→ **SHORT EXERCISE**: Check the listing below line by line and report how many lines hold "Configuration", with no other words.

───── SUPPLIED RECORDS ─────

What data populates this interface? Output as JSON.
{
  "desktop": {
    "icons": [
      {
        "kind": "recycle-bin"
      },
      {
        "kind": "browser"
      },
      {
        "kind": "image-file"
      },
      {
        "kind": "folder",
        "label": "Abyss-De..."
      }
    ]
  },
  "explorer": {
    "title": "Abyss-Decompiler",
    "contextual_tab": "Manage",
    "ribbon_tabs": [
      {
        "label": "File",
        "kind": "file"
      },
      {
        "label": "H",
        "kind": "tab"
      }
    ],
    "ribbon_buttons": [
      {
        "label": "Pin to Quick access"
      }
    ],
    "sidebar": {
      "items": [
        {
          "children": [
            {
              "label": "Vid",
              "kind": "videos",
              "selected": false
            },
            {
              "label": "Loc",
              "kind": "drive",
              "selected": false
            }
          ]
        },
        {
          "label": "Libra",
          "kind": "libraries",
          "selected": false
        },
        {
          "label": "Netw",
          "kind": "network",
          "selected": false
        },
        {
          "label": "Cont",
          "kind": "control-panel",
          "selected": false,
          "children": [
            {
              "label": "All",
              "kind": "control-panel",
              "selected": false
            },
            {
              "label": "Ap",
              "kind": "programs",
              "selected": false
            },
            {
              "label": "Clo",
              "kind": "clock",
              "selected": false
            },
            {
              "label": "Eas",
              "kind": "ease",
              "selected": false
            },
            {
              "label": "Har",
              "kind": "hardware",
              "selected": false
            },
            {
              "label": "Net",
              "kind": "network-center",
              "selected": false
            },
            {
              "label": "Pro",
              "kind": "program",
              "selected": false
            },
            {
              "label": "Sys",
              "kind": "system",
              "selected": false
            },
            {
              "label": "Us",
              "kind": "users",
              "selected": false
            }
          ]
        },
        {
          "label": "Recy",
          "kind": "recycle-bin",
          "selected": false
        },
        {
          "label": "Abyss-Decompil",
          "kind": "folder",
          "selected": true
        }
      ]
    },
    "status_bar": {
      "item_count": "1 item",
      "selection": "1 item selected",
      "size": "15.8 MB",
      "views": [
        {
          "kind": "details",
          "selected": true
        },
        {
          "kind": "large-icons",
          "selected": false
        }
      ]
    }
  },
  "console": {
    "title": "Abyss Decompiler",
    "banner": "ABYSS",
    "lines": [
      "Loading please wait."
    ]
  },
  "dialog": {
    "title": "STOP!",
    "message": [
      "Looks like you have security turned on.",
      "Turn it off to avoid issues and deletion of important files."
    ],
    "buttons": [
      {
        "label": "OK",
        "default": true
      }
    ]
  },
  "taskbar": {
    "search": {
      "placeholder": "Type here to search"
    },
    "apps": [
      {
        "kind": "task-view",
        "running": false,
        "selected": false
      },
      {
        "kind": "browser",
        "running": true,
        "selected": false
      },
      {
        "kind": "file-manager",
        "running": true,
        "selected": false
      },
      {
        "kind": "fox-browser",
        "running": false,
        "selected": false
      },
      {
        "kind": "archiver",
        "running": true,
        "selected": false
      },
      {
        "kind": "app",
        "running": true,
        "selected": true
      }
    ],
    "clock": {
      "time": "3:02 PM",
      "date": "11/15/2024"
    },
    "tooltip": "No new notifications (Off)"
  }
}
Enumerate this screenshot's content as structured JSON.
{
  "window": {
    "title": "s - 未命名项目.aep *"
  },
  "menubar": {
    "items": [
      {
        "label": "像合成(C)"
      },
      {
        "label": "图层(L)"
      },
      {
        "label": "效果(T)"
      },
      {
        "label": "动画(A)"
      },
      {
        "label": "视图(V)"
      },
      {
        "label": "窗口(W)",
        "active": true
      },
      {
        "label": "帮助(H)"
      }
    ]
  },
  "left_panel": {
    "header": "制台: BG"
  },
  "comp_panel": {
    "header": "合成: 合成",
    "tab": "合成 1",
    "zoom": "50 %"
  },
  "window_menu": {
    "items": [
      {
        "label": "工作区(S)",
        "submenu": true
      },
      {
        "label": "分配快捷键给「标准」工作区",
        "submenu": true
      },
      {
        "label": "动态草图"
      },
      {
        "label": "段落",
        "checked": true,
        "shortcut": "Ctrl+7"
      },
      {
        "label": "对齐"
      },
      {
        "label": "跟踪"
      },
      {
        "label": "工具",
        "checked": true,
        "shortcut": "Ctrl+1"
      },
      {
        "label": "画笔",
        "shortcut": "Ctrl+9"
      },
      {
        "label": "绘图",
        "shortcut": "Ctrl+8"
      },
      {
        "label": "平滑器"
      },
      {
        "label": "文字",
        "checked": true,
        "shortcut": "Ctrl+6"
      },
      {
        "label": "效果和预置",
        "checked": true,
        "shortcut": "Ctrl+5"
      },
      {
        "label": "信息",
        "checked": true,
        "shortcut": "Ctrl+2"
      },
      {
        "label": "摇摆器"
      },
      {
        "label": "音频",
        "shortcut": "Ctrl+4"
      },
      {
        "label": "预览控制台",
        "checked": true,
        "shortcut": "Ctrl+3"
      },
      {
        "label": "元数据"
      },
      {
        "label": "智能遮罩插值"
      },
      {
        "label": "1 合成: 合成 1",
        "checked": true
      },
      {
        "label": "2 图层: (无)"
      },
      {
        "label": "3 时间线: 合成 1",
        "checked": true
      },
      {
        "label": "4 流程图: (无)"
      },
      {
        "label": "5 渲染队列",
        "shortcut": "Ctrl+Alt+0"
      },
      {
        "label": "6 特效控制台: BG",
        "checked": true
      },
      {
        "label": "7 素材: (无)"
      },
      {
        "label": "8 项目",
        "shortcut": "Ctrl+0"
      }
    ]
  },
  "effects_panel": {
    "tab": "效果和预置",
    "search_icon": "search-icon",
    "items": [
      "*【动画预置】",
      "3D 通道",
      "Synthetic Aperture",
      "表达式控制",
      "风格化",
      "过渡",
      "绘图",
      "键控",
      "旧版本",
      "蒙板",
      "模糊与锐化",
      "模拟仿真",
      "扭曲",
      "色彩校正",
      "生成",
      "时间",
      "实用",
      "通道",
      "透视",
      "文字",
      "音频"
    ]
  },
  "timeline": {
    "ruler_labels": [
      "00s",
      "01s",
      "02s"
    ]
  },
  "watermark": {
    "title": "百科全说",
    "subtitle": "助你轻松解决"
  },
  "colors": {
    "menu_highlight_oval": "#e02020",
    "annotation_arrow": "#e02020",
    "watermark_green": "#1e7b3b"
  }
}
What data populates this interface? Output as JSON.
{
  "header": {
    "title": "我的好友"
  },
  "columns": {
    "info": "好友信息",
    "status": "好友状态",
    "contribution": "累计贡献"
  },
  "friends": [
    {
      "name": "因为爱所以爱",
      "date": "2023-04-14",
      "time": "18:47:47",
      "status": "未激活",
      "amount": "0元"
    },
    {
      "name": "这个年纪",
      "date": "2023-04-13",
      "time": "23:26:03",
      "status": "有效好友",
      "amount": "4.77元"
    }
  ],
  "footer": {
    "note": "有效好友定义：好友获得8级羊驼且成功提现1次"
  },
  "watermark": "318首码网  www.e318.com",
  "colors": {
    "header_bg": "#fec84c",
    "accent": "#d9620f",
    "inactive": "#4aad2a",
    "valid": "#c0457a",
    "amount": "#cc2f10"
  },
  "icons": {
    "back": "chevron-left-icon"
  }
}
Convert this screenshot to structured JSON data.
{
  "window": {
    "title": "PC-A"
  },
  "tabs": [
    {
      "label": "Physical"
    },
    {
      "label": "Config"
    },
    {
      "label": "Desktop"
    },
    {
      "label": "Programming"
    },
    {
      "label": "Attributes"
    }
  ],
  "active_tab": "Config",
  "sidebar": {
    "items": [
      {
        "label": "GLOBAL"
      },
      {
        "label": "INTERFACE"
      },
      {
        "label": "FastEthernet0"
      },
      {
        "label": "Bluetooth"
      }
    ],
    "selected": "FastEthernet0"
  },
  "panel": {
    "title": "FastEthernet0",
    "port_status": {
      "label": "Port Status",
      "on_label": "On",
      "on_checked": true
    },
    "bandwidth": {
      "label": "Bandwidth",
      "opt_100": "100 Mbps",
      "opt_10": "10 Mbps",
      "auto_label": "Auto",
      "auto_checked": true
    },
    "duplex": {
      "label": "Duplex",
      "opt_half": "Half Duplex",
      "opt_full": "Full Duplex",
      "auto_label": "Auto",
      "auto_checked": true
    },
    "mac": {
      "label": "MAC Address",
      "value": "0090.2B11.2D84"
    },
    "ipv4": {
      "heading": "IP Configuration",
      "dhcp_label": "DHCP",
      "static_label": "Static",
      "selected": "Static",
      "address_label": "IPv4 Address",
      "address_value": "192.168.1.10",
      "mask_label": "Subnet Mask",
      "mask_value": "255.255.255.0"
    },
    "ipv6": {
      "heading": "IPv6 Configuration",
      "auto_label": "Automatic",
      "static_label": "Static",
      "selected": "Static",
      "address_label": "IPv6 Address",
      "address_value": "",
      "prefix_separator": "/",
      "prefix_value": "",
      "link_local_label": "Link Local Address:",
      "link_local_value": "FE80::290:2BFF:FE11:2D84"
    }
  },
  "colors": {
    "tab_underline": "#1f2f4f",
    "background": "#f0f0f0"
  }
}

─────

→ **RESULT OF THE EXERCISE**: 2